Required task:
Copy every line in the records below that contains the word "database".
****************************************
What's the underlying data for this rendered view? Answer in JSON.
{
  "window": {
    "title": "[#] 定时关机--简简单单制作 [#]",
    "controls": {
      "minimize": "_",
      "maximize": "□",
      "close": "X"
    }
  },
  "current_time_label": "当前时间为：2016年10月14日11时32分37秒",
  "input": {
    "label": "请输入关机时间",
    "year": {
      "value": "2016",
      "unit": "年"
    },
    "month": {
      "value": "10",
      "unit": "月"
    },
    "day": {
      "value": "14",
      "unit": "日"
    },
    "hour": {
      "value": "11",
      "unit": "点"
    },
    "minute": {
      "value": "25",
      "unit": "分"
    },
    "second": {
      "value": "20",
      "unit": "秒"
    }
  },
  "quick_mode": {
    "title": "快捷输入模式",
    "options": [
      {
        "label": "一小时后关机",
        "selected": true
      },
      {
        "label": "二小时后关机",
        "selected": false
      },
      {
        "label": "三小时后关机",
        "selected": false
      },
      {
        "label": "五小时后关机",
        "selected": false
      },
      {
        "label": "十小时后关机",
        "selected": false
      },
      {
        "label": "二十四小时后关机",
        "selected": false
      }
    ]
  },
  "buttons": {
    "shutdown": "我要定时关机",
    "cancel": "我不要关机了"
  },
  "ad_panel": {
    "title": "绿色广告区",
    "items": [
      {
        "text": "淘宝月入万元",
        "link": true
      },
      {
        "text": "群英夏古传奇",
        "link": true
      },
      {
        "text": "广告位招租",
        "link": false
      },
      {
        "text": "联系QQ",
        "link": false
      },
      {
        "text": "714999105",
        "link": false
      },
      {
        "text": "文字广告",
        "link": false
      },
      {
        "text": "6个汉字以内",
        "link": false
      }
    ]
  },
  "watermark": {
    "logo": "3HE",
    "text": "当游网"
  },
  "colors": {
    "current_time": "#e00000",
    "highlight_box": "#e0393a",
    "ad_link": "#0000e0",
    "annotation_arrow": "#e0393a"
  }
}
****************************************
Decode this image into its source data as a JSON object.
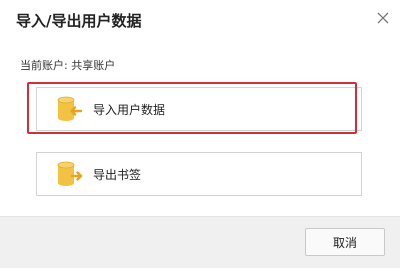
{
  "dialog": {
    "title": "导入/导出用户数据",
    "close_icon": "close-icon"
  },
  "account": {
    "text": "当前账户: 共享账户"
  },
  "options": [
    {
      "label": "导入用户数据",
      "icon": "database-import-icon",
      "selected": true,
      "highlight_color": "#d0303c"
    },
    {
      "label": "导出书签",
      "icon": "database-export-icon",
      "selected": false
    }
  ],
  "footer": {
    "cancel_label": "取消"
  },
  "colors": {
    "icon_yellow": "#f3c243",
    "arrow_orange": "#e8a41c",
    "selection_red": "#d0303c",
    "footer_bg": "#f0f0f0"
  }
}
****************************************
Solution:
      "icon": "database-import-icon",
      "icon": "database-export-icon",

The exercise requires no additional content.